Exercise input:
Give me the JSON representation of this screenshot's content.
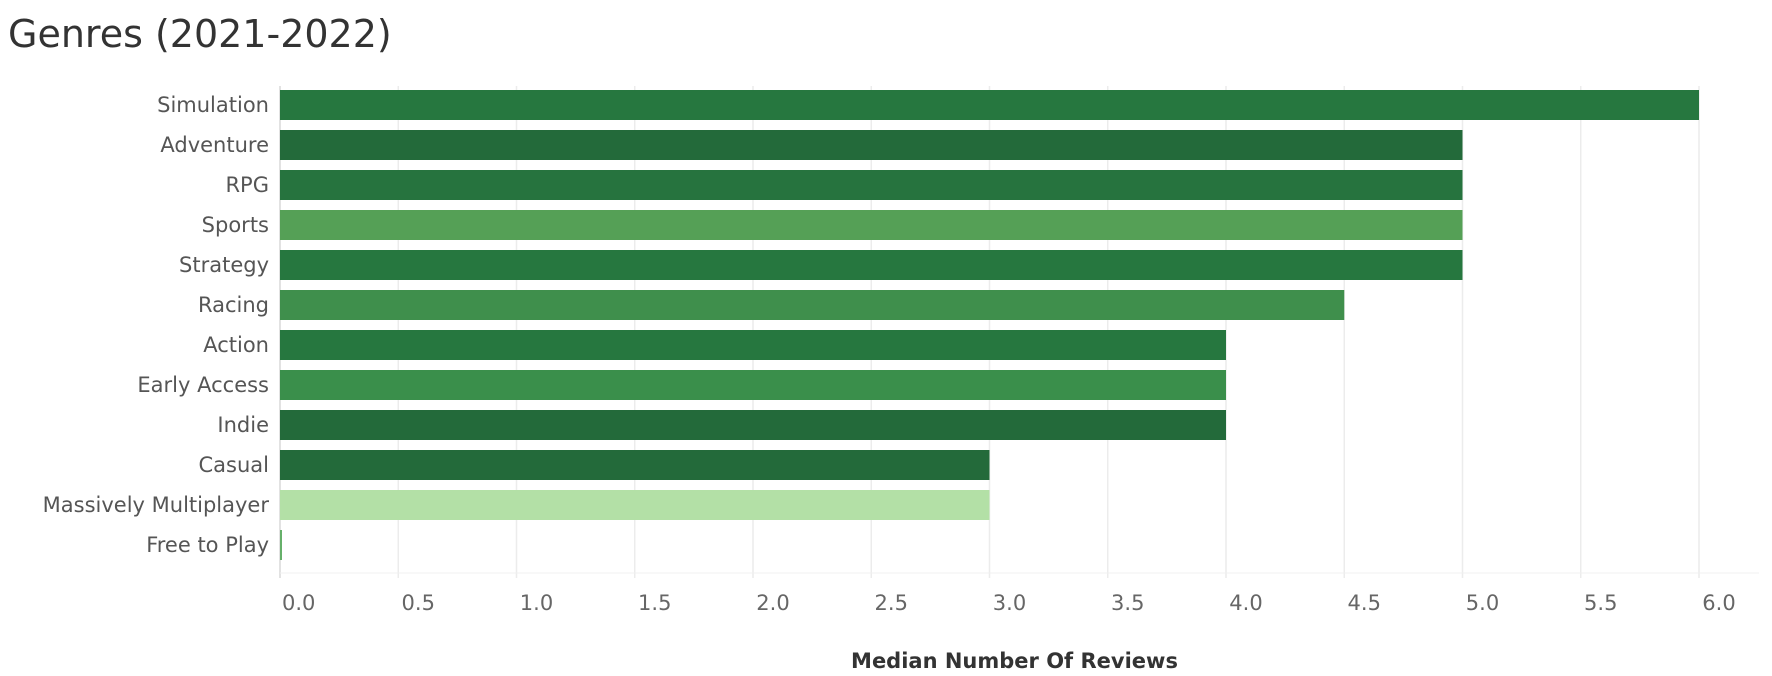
{
  "chart_data": {
    "type": "bar",
    "orientation": "horizontal",
    "title": "Genres (2021-2022)",
    "xlabel": "Median Number Of Reviews",
    "ylabel": "",
    "categories": [
      "Simulation",
      "Adventure",
      "RPG",
      "Sports",
      "Strategy",
      "Racing",
      "Action",
      "Early Access",
      "Indie",
      "Casual",
      "Massively Multiplayer",
      "Free to Play"
    ],
    "values": [
      6,
      5,
      5,
      5,
      5,
      4.5,
      4,
      4,
      4,
      3,
      3,
      0
    ],
    "bar_colors": [
      "#26773f",
      "#236a3a",
      "#26733e",
      "#55a056",
      "#26773f",
      "#3f8f4c",
      "#26773f",
      "#3a8f4b",
      "#236a3a",
      "#236a3a",
      "#b3e0a6",
      "#66b06a"
    ],
    "xlim": [
      0,
      6
    ],
    "xticks": [
      "0.0",
      "0.5",
      "1.0",
      "1.5",
      "2.0",
      "2.5",
      "3.0",
      "3.5",
      "4.0",
      "4.5",
      "5.0",
      "5.5",
      "6.0"
    ],
    "grid": true,
    "legend": "none"
  }
}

Task to complete: Pictures appear in the records above. Output everything except them, exactly.

Problem solution:
Give me the JSON representation of this screenshot's content.
{
  "chart_data": {
    "type": "bar",
    "orientation": "horizontal",
    "title": "Genres (2021-2022)",
    "xlabel": "Median Number Of Reviews",
    "ylabel": "",
    "categories": [
      "Simulation",
      "Adventure",
      "RPG",
      "Sports",
      "Strategy",
      "Racing",
      "Action",
      "Early Access",
      "Indie",
      "Casual",
      "Massively Multiplayer",
      "Free to Play"
    ],
    "values": [
      6,
      5,
      5,
      5,
      5,
      4.5,
      4,
      4,
      4,
      3,
      3,
      0
    ],
    "bar_colors": [
      "#26773f",
      "#236a3a",
      "#26733e",
      "#55a056",
      "#26773f",
      "#3f8f4c",
      "#26773f",
      "#3a8f4b",
      "#236a3a",
      "#236a3a",
      "#b3e0a6",
      "#66b06a"
    ],
    "xlim": [
      0,
      6
    ],
    "xticks": [
      "0.0",
      "0.5",
      "1.0",
      "1.5",
      "2.0",
      "2.5",
      "3.0",
      "3.5",
      "4.0",
      "4.5",
      "5.0",
      "5.5",
      "6.0"
    ],
    "grid": true,
    "legend": "none"
  }
}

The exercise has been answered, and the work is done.